» What you need to do:
Copy each line in the data that includes the word "this".

* START Exercise material *

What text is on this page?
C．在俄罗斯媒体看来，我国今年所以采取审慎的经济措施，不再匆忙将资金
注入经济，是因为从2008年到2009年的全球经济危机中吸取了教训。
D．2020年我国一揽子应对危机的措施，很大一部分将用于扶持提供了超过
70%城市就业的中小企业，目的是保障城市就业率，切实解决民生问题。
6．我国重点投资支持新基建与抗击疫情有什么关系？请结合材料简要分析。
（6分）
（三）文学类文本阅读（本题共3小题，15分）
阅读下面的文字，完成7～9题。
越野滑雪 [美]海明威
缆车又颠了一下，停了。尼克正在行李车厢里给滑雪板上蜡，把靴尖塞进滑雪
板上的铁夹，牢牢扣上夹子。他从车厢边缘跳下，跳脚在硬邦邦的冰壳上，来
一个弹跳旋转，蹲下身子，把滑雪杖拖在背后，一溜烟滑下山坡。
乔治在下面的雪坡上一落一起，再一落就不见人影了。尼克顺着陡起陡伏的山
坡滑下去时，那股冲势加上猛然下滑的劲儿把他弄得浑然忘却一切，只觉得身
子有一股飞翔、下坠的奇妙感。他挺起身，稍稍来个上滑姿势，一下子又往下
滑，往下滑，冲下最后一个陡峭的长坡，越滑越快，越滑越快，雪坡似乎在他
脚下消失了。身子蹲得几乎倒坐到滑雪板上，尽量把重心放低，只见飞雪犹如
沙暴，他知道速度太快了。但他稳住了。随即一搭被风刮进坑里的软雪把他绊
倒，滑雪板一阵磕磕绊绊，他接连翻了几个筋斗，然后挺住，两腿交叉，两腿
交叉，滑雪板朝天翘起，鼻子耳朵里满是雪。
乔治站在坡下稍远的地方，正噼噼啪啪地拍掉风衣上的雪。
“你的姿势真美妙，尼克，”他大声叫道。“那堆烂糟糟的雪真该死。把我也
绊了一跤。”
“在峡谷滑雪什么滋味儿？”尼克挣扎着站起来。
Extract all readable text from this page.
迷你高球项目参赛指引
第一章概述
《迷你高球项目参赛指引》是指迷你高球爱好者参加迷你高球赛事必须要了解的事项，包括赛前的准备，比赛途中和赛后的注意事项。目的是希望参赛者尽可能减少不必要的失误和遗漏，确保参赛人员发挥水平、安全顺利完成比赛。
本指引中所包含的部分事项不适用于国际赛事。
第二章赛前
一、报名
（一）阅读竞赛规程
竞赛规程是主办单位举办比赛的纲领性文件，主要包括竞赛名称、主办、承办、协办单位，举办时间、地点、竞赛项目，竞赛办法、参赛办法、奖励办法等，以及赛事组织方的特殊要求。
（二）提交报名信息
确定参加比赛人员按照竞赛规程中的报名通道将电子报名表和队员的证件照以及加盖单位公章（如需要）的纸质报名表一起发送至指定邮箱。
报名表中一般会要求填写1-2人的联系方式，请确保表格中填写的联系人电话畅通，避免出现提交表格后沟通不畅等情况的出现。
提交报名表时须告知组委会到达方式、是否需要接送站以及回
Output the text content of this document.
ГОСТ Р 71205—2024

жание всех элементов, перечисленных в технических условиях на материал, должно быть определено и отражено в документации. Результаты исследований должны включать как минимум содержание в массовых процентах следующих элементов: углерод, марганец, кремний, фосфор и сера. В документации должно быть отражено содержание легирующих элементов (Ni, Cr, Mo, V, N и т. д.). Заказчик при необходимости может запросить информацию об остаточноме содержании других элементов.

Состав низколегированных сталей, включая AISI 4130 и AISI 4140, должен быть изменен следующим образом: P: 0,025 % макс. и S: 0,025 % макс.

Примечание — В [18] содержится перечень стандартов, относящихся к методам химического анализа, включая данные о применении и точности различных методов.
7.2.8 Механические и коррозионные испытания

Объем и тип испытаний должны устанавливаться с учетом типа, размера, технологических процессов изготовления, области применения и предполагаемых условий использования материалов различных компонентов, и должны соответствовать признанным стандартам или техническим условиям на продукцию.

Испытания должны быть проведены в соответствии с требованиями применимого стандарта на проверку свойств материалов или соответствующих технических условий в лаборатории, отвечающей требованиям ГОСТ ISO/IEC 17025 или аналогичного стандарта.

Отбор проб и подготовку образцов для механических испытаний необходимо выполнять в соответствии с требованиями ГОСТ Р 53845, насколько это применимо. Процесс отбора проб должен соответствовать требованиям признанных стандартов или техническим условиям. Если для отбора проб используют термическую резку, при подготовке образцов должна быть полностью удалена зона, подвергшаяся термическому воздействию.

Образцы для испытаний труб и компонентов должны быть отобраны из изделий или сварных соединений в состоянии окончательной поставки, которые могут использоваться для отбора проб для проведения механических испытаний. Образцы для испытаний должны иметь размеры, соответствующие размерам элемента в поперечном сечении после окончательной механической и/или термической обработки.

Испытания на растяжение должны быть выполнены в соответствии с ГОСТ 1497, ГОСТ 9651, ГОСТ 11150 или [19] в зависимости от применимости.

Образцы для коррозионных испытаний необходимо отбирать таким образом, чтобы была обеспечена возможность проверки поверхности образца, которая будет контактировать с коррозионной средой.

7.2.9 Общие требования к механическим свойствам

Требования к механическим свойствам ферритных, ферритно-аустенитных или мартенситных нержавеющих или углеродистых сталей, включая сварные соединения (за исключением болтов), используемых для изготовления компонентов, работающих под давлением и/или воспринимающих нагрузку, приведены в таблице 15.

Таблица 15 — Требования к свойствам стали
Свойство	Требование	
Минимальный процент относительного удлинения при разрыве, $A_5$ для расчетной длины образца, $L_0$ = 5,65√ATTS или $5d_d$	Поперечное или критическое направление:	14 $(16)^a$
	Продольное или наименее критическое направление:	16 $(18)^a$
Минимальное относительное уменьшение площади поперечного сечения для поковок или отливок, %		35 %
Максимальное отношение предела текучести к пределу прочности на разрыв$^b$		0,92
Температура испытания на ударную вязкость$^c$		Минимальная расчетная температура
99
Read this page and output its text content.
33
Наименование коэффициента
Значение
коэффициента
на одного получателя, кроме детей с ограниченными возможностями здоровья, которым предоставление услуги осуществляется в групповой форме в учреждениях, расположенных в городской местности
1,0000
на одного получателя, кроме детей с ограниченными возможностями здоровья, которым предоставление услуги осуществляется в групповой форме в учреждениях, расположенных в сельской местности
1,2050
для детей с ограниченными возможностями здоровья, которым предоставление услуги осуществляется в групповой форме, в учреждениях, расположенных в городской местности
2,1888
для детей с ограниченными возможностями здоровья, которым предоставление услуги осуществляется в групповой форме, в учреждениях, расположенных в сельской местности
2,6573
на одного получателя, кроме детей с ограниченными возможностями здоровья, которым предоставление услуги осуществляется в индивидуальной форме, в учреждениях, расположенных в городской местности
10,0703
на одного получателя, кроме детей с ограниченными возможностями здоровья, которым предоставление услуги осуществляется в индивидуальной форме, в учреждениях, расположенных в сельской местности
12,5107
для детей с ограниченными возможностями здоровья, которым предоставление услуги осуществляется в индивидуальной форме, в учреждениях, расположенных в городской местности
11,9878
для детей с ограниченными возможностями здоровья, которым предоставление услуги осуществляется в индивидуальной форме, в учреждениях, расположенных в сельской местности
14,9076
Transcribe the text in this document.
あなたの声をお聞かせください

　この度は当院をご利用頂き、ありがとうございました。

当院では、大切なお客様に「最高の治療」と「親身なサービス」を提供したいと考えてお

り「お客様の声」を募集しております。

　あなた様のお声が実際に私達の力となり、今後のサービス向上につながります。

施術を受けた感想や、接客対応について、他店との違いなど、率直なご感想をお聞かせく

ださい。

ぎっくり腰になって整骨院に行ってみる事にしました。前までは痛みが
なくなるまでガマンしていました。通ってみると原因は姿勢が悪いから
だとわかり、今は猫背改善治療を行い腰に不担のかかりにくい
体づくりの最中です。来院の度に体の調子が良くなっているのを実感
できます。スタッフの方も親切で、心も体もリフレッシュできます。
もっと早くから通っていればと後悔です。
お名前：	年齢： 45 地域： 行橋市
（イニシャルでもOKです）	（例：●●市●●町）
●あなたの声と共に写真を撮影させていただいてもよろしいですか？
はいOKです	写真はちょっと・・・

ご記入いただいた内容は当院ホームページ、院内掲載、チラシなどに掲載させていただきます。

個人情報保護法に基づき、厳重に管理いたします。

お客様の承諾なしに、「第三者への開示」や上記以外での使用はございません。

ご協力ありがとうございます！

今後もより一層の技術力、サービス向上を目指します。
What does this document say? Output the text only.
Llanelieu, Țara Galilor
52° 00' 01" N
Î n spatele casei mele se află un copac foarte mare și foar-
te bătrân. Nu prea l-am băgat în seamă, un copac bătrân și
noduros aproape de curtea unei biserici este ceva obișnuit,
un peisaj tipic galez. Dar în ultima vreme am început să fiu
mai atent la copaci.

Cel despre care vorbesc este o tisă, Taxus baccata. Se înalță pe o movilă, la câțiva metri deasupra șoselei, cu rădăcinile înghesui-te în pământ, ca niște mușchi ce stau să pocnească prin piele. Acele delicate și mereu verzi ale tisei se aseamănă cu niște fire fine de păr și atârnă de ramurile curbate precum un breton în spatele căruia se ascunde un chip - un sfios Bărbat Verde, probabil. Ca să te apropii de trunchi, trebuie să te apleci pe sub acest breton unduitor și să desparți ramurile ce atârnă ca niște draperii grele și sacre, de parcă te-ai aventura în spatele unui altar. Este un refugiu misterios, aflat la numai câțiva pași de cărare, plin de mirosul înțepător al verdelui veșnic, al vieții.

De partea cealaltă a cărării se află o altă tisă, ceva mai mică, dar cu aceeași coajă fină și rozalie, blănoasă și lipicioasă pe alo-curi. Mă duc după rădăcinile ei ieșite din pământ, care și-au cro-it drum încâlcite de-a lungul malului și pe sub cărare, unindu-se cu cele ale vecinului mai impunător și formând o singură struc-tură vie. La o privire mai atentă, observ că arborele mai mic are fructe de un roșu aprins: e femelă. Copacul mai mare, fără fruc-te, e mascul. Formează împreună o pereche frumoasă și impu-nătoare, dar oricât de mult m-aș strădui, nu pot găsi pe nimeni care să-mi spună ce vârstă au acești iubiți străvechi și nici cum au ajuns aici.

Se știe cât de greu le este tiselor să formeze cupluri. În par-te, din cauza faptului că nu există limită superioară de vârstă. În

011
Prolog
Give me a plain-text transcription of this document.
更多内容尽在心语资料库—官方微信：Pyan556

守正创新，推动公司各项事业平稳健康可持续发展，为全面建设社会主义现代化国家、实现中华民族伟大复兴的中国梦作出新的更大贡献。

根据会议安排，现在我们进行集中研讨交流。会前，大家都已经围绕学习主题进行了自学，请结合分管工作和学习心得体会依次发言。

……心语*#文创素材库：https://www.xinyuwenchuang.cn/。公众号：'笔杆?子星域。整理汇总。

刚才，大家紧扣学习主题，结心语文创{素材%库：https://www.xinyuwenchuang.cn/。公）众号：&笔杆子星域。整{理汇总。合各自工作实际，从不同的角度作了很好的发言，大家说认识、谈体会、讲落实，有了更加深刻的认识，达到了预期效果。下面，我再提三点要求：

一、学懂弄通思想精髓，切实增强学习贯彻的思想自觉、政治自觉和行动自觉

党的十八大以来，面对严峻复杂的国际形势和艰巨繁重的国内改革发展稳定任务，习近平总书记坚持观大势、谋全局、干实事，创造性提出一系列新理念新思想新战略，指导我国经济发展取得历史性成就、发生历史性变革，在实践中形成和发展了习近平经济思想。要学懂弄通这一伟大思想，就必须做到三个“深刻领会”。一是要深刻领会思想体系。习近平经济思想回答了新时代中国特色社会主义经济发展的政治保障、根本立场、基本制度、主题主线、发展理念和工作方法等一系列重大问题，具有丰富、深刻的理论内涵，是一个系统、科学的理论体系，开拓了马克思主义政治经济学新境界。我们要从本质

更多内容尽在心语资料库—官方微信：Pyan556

* END Exercise material *

» Answer to the exercise:
What text is on this page?
Extract all readable text from this page.
Output the text content of this document.
Read this page and output its text content.
Transcribe the text in this document.
What does this document say? Output the text only.
Give me a plain-text transcription of this document.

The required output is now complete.